**What the exercise asks:**
Can you retype every record below exactly as written?
--- start of Data rows ---
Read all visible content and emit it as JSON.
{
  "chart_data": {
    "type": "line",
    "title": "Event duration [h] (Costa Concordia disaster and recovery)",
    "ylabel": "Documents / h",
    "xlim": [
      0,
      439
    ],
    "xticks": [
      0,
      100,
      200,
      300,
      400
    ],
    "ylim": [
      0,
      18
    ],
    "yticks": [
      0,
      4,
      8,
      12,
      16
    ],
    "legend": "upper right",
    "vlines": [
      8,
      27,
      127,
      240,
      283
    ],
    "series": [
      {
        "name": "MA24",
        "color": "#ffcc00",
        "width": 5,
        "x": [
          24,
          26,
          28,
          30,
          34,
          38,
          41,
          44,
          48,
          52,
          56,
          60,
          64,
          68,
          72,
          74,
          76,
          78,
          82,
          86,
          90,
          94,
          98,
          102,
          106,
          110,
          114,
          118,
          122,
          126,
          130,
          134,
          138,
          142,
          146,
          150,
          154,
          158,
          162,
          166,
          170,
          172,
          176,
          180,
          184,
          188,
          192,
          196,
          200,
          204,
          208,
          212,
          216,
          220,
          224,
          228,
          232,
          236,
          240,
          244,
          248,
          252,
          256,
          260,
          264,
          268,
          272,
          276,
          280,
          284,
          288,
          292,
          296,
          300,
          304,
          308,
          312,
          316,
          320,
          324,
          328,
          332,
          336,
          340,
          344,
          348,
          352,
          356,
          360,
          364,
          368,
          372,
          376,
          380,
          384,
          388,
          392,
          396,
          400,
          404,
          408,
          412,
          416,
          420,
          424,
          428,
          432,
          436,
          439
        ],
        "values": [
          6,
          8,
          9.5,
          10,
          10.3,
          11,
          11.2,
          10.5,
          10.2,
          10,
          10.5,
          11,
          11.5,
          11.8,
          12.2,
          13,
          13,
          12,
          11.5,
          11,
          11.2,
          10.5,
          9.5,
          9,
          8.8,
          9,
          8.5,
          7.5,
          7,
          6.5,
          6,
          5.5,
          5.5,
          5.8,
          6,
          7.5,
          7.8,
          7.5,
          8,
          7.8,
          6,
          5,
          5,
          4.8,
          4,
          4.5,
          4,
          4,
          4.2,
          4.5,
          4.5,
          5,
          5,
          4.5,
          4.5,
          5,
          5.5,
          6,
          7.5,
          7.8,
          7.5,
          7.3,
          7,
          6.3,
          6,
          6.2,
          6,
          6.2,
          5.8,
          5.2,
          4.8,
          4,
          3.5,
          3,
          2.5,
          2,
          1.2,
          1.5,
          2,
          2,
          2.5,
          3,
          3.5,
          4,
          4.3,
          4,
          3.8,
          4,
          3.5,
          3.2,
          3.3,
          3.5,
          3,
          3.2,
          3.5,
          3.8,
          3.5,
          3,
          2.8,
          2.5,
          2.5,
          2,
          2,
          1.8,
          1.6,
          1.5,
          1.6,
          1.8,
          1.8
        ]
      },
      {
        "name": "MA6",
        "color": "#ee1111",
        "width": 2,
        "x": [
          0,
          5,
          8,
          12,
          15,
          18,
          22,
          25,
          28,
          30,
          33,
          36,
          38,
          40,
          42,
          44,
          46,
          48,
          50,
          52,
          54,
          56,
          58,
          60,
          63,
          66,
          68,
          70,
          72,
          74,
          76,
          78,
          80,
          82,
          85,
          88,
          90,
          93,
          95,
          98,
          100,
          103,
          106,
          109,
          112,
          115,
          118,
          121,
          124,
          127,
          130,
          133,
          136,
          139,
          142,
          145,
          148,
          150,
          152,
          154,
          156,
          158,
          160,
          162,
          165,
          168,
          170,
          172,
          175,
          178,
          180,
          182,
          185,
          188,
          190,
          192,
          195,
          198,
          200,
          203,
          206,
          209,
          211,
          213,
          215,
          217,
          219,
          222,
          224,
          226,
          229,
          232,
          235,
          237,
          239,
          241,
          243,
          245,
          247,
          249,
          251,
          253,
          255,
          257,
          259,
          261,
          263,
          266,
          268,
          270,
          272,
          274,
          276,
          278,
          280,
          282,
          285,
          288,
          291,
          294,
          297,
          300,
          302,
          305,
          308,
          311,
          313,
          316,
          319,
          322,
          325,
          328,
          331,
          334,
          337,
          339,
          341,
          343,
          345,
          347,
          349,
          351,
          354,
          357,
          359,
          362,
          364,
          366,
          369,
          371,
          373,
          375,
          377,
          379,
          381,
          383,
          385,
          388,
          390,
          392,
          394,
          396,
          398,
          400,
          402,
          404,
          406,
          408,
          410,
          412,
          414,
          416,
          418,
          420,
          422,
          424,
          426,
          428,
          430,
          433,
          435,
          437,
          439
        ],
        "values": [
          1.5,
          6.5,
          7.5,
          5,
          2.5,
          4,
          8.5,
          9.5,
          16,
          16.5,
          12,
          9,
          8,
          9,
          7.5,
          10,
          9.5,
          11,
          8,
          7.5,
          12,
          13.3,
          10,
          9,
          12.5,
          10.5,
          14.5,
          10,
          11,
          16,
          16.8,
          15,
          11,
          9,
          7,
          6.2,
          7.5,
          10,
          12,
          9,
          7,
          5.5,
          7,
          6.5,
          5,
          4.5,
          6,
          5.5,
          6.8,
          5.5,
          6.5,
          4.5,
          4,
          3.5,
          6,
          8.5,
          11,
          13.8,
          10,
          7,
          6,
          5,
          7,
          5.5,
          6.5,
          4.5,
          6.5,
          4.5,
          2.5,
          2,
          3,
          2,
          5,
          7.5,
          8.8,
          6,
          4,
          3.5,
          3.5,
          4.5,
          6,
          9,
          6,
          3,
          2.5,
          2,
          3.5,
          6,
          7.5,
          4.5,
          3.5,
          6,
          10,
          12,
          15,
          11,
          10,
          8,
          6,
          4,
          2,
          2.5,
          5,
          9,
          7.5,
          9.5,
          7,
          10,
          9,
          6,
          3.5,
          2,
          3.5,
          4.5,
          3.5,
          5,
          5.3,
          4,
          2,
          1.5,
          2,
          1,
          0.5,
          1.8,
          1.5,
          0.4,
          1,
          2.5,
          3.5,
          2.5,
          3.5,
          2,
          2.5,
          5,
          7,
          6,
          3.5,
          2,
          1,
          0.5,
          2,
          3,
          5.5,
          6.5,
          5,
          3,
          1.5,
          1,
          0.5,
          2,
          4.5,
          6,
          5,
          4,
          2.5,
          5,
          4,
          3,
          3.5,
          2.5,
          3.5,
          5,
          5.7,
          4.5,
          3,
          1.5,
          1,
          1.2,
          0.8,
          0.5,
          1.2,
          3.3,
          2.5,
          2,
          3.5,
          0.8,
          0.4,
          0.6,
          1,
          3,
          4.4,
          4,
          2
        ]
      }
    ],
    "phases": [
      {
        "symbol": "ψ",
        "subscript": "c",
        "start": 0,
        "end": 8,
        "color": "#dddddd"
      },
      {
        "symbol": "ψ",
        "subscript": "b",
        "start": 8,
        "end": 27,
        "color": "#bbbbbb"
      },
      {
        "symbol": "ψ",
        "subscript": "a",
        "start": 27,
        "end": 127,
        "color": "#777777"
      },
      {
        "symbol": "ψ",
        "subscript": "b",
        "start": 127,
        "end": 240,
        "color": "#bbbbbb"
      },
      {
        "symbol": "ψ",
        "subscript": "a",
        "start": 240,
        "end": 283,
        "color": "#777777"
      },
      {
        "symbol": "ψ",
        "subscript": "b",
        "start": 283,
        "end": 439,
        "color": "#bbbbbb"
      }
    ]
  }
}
--- end of Data rows ---
**Exercise output:**
Read all visible content and emit it as JSON.
{
  "chart_data": {
    "type": "line",
    "title": "Event duration [h] (Costa Concordia disaster and recovery)",
    "ylabel": "Documents / h",
    "xlim": [
      0,
      439
    ],
    "xticks": [
      0,
      100,
      200,
      300,
      400
    ],
    "ylim": [
      0,
      18
    ],
    "yticks": [
      0,
      4,
      8,
      12,
      16
    ],
    "legend": "upper right",
    "vlines": [
      8,
      27,
      127,
      240,
      283
    ],
    "series": [
      {
        "name": "MA24",
        "color": "#ffcc00",
        "width": 5,
        "x": [
          24,
          26,
          28,
          30,
          34,
          38,
          41,
          44,
          48,
          52,
          56,
          60,
          64,
          68,
          72,
          74,
          76,
          78,
          82,
          86,
          90,
          94,
          98,
          102,
          106,
          110,
          114,
          118,
          122,
          126,
          130,
          134,
          138,
          142,
          146,
          150,
          154,
          158,
          162,
          166,
          170,
          172,
          176,
          180,
          184,
          188,
          192,
          196,
          200,
          204,
          208,
          212,
          216,
          220,
          224,
          228,
          232,
          236,
          240,
          244,
          248,
          252,
          256,
          260,
          264,
          268,
          272,
          276,
          280,
          284,
          288,
          292,
          296,
          300,
          304,
          308,
          312,
          316,
          320,
          324,
          328,
          332,
          336,
          340,
          344,
          348,
          352,
          356,
          360,
          364,
          368,
          372,
          376,
          380,
          384,
          388,
          392,
          396,
          400,
          404,
          408,
          412,
          416,
          420,
          424,
          428,
          432,
          436,
          439
        ],
        "values": [
          6,
          8,
          9.5,
          10,
          10.3,
          11,
          11.2,
          10.5,
          10.2,
          10,
          10.5,
          11,
          11.5,
          11.8,
          12.2,
          13,
          13,
          12,
          11.5,
          11,
          11.2,
          10.5,
          9.5,
          9,
          8.8,
          9,
          8.5,
          7.5,
          7,
          6.5,
          6,
          5.5,
          5.5,
          5.8,
          6,
          7.5,
          7.8,
          7.5,
          8,
          7.8,
          6,
          5,
          5,
          4.8,
          4,
          4.5,
          4,
          4,
          4.2,
          4.5,
          4.5,
          5,
          5,
          4.5,
          4.5,
          5,
          5.5,
          6,
          7.5,
          7.8,
          7.5,
          7.3,
          7,
          6.3,
          6,
          6.2,
          6,
          6.2,
          5.8,
          5.2,
          4.8,
          4,
          3.5,
          3,
          2.5,
          2,
          1.2,
          1.5,
          2,
          2,
          2.5,
          3,
          3.5,
          4,
          4.3,
          4,
          3.8,
          4,
          3.5,
          3.2,
          3.3,
          3.5,
          3,
          3.2,
          3.5,
          3.8,
          3.5,
          3,
          2.8,
          2.5,
          2.5,
          2,
          2,
          1.8,
          1.6,
          1.5,
          1.6,
          1.8,
          1.8
        ]
      },
      {
        "name": "MA6",
        "color": "#ee1111",
        "width": 2,
        "x": [
          0,
          5,
          8,
          12,
          15,
          18,
          22,
          25,
          28,
          30,
          33,
          36,
          38,
          40,
          42,
          44,
          46,
          48,
          50,
          52,
          54,
          56,
          58,
          60,
          63,
          66,
          68,
          70,
          72,
          74,
          76,
          78,
          80,
          82,
          85,
          88,
          90,
          93,
          95,
          98,
          100,
          103,
          106,
          109,
          112,
          115,
          118,
          121,
          124,
          127,
          130,
          133,
          136,
          139,
          142,
          145,
          148,
          150,
          152,
          154,
          156,
          158,
          160,
          162,
          165,
          168,
          170,
          172,
          175,
          178,
          180,
          182,
          185,
          188,
          190,
          192,
          195,
          198,
          200,
          203,
          206,
          209,
          211,
          213,
          215,
          217,
          219,
          222,
          224,
          226,
          229,
          232,
          235,
          237,
          239,
          241,
          243,
          245,
          247,
          249,
          251,
          253,
          255,
          257,
          259,
          261,
          263,
          266,
          268,
          270,
          272,
          274,
          276,
          278,
          280,
          282,
          285,
          288,
          291,
          294,
          297,
          300,
          302,
          305,
          308,
          311,
          313,
          316,
          319,
          322,
          325,
          328,
          331,
          334,
          337,
          339,
          341,
          343,
          345,
          347,
          349,
          351,
          354,
          357,
          359,
          362,
          364,
          366,
          369,
          371,
          373,
          375,
          377,
          379,
          381,
          383,
          385,
          388,
          390,
          392,
          394,
          396,
          398,
          400,
          402,
          404,
          406,
          408,
          410,
          412,
          414,
          416,
          418,
          420,
          422,
          424,
          426,
          428,
          430,
          433,
          435,
          437,
          439
        ],
        "values": [
          1.5,
          6.5,
          7.5,
          5,
          2.5,
          4,
          8.5,
          9.5,
          16,
          16.5,
          12,
          9,
          8,
          9,
          7.5,
          10,
          9.5,
          11,
          8,
          7.5,
          12,
          13.3,
          10,
          9,
          12.5,
          10.5,
          14.5,
          10,
          11,
          16,
          16.8,
          15,
          11,
          9,
          7,
          6.2,
          7.5,
          10,
          12,
          9,
          7,
          5.5,
          7,
          6.5,
          5,
          4.5,
          6,
          5.5,
          6.8,
          5.5,
          6.5,
          4.5,
          4,
          3.5,
          6,
          8.5,
          11,
          13.8,
          10,
          7,
          6,
          5,
          7,
          5.5,
          6.5,
          4.5,
          6.5,
          4.5,
          2.5,
          2,
          3,
          2,
          5,
          7.5,
          8.8,
          6,
          4,
          3.5,
          3.5,
          4.5,
          6,
          9,
          6,
          3,
          2.5,
          2,
          3.5,
          6,
          7.5,
          4.5,
          3.5,
          6,
          10,
          12,
          15,
          11,
          10,
          8,
          6,
          4,
          2,
          2.5,
          5,
          9,
          7.5,
          9.5,
          7,
          10,
          9,
          6,
          3.5,
          2,
          3.5,
          4.5,
          3.5,
          5,
          5.3,
          4,
          2,
          1.5,
          2,
          1,
          0.5,
          1.8,
          1.5,
          0.4,
          1,
          2.5,
          3.5,
          2.5,
          3.5,
          2,
          2.5,
          5,
          7,
          6,
          3.5,
          2,
          1,
          0.5,
          2,
          3,
          5.5,
          6.5,
          5,
          3,
          1.5,
          1,
          0.5,
          2,
          4.5,
          6,
          5,
          4,
          2.5,
          5,
          4,
          3,
          3.5,
          2.5,
          3.5,
          5,
          5.7,
          4.5,
          3,
          1.5,
          1,
          1.2,
          0.8,
          0.5,
          1.2,
          3.3,
          2.5,
          2,
          3.5,
          0.8,
          0.4,
          0.6,
          1,
          3,
          4.4,
          4,
          2
        ]
      }
    ],
    "phases": [
      {
        "symbol": "ψ",
        "subscript": "c",
        "start": 0,
        "end": 8,
        "color": "#dddddd"
      },
      {
        "symbol": "ψ",
        "subscript": "b",
        "start": 8,
        "end": 27,
        "color": "#bbbbbb"
      },
      {
        "symbol": "ψ",
        "subscript": "a",
        "start": 27,
        "end": 127,
        "color": "#777777"
      },
      {
        "symbol": "ψ",
        "subscript": "b",
        "start": 127,
        "end": 240,
        "color": "#bbbbbb"
      },
      {
        "symbol": "ψ",
        "subscript": "a",
        "start": 240,
        "end": 283,
        "color": "#777777"
      },
      {
        "symbol": "ψ",
        "subscript": "b",
        "start": 283,
        "end": 439,
        "color": "#bbbbbb"
      }
    ]
  }
}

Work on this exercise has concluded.